Data extracted from a collection
** Begin **

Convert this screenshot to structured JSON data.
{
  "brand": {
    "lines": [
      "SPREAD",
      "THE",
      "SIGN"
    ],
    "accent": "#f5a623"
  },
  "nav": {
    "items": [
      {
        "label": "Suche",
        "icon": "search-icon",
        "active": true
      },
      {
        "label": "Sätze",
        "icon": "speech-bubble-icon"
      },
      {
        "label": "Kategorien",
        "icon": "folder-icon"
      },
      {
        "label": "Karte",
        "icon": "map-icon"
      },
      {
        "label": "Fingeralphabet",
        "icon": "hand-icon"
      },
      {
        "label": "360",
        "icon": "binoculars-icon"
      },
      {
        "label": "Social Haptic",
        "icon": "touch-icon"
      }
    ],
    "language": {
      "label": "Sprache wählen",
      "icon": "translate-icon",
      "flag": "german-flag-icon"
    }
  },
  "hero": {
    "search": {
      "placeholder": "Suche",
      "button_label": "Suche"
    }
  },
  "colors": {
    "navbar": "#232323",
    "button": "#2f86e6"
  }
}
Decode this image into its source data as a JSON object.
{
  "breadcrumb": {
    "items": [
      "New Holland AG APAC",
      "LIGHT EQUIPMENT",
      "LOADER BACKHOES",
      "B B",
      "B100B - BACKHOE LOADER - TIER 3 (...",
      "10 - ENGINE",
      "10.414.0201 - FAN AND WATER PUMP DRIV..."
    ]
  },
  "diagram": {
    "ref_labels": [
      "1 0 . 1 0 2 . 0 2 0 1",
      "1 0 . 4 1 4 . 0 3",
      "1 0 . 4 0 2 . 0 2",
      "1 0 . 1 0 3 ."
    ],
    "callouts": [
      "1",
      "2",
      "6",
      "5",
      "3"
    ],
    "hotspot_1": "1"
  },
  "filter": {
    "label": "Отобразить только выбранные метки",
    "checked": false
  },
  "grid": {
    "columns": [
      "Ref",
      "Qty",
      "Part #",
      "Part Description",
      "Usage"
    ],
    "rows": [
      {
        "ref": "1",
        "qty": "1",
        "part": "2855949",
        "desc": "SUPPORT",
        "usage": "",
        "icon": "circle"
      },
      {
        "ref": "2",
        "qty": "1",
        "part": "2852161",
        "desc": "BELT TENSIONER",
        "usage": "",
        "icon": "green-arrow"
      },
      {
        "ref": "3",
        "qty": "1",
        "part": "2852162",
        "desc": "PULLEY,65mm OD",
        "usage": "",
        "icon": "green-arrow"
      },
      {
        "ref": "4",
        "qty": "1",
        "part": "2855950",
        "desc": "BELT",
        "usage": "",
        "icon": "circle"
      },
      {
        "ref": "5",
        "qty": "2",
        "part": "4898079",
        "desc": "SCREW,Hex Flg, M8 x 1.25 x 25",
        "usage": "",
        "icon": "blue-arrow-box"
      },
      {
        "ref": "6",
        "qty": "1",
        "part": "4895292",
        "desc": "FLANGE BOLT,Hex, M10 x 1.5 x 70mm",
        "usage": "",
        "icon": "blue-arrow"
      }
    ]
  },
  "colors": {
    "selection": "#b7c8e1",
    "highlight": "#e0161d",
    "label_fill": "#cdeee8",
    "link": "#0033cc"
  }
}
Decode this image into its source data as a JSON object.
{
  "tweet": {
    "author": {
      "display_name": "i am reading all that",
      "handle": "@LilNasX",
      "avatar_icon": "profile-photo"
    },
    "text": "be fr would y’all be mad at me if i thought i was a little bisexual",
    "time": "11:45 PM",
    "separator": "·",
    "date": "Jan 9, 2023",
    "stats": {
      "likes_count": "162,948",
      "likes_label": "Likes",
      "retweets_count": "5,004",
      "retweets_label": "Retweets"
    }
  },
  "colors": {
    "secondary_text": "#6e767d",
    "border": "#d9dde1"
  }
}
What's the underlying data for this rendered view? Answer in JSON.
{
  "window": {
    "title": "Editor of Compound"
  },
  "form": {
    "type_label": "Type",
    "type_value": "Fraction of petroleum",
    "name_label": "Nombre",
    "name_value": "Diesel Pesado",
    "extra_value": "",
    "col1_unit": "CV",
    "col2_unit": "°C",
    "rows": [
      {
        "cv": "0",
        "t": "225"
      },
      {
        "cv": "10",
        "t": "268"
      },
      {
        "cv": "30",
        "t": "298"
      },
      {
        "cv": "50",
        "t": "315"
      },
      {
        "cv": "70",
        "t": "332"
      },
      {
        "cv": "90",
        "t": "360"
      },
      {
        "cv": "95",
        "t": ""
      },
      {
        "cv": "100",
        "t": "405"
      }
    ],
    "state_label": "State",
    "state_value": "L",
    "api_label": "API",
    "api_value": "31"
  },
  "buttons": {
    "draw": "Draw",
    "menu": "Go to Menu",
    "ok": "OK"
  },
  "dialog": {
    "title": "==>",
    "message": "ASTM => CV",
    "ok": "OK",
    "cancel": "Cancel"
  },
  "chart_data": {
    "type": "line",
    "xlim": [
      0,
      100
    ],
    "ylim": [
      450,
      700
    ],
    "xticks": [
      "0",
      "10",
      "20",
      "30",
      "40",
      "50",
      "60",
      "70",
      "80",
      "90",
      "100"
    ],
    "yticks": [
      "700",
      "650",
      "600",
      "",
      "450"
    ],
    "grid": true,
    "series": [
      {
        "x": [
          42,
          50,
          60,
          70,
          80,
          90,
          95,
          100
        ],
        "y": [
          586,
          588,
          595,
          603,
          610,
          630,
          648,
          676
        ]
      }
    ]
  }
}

** End **

» **What needs to be done**:
Write out the full set of records exactly as given.

» **Exercise result**:
Convert this screenshot to structured JSON data.
{
  "brand": {
    "lines": [
      "SPREAD",
      "THE",
      "SIGN"
    ],
    "accent": "#f5a623"
  },
  "nav": {
    "items": [
      {
        "label": "Suche",
        "icon": "search-icon",
        "active": true
      },
      {
        "label": "Sätze",
        "icon": "speech-bubble-icon"
      },
      {
        "label": "Kategorien",
        "icon": "folder-icon"
      },
      {
        "label": "Karte",
        "icon": "map-icon"
      },
      {
        "label": "Fingeralphabet",
        "icon": "hand-icon"
      },
      {
        "label": "360",
        "icon": "binoculars-icon"
      },
      {
        "label": "Social Haptic",
        "icon": "touch-icon"
      }
    ],
    "language": {
      "label": "Sprache wählen",
      "icon": "translate-icon",
      "flag": "german-flag-icon"
    }
  },
  "hero": {
    "search": {
      "placeholder": "Suche",
      "button_label": "Suche"
    }
  },
  "colors": {
    "navbar": "#232323",
    "button": "#2f86e6"
  }
}
Decode this image into its source data as a JSON object.
{
  "breadcrumb": {
    "items": [
      "New Holland AG APAC",
      "LIGHT EQUIPMENT",
      "LOADER BACKHOES",
      "B B",
      "B100B - BACKHOE LOADER - TIER 3 (...",
      "10 - ENGINE",
      "10.414.0201 - FAN AND WATER PUMP DRIV..."
    ]
  },
  "diagram": {
    "ref_labels": [
      "1 0 . 1 0 2 . 0 2 0 1",
      "1 0 . 4 1 4 . 0 3",
      "1 0 . 4 0 2 . 0 2",
      "1 0 . 1 0 3 ."
    ],
    "callouts": [
      "1",
      "2",
      "6",
      "5",
      "3"
    ],
    "hotspot_1": "1"
  },
  "filter": {
    "label": "Отобразить только выбранные метки",
    "checked": false
  },
  "grid": {
    "columns": [
      "Ref",
      "Qty",
      "Part #",
      "Part Description",
      "Usage"
    ],
    "rows": [
      {
        "ref": "1",
        "qty": "1",
        "part": "2855949",
        "desc": "SUPPORT",
        "usage": "",
        "icon": "circle"
      },
      {
        "ref": "2",
        "qty": "1",
        "part": "2852161",
        "desc": "BELT TENSIONER",
        "usage": "",
        "icon": "green-arrow"
      },
      {
        "ref": "3",
        "qty": "1",
        "part": "2852162",
        "desc": "PULLEY,65mm OD",
        "usage": "",
        "icon": "green-arrow"
      },
      {
        "ref": "4",
        "qty": "1",
        "part": "2855950",
        "desc": "BELT",
        "usage": "",
        "icon": "circle"
      },
      {
        "ref": "5",
        "qty": "2",
        "part": "4898079",
        "desc": "SCREW,Hex Flg, M8 x 1.25 x 25",
        "usage": "",
        "icon": "blue-arrow-box"
      },
      {
        "ref": "6",
        "qty": "1",
        "part": "4895292",
        "desc": "FLANGE BOLT,Hex, M10 x 1.5 x 70mm",
        "usage": "",
        "icon": "blue-arrow"
      }
    ]
  },
  "colors": {
    "selection": "#b7c8e1",
    "highlight": "#e0161d",
    "label_fill": "#cdeee8",
    "link": "#0033cc"
  }
}
Decode this image into its source data as a JSON object.
{
  "tweet": {
    "author": {
      "display_name": "i am reading all that",
      "handle": "@LilNasX",
      "avatar_icon": "profile-photo"
    },
    "text": "be fr would y’all be mad at me if i thought i was a little bisexual",
    "time": "11:45 PM",
    "separator": "·",
    "date": "Jan 9, 2023",
    "stats": {
      "likes_count": "162,948",
      "likes_label": "Likes",
      "retweets_count": "5,004",
      "retweets_label": "Retweets"
    }
  },
  "colors": {
    "secondary_text": "#6e767d",
    "border": "#d9dde1"
  }
}
What's the underlying data for this rendered view? Answer in JSON.
{
  "window": {
    "title": "Editor of Compound"
  },
  "form": {
    "type_label": "Type",
    "type_value": "Fraction of petroleum",
    "name_label": "Nombre",
    "name_value": "Diesel Pesado",
    "extra_value": "",
    "col1_unit": "CV",
    "col2_unit": "°C",
    "rows": [
      {
        "cv": "0",
        "t": "225"
      },
      {
        "cv": "10",
        "t": "268"
      },
      {
        "cv": "30",
        "t": "298"
      },
      {
        "cv": "50",
        "t": "315"
      },
      {
        "cv": "70",
        "t": "332"
      },
      {
        "cv": "90",
        "t": "360"
      },
      {
        "cv": "95",
        "t": ""
      },
      {
        "cv": "100",
        "t": "405"
      }
    ],
    "state_label": "State",
    "state_value": "L",
    "api_label": "API",
    "api_value": "31"
  },
  "buttons": {
    "draw": "Draw",
    "menu": "Go to Menu",
    "ok": "OK"
  },
  "dialog": {
    "title": "==>",
    "message": "ASTM => CV",
    "ok": "OK",
    "cancel": "Cancel"
  },
  "chart_data": {
    "type": "line",
    "xlim": [
      0,
      100
    ],
    "ylim": [
      450,
      700
    ],
    "xticks": [
      "0",
      "10",
      "20",
      "30",
      "40",
      "50",
      "60",
      "70",
      "80",
      "90",
      "100"
    ],
    "yticks": [
      "700",
      "650",
      "600",
      "",
      "450"
    ],
    "grid": true,
    "series": [
      {
        "x": [
          42,
          50,
          60,
          70,
          80,
          90,
          95,
          100
        ],
        "y": [
          586,
          588,
          595,
          603,
          610,
          630,
          648,
          676
        ]
      }
    ]
  }
}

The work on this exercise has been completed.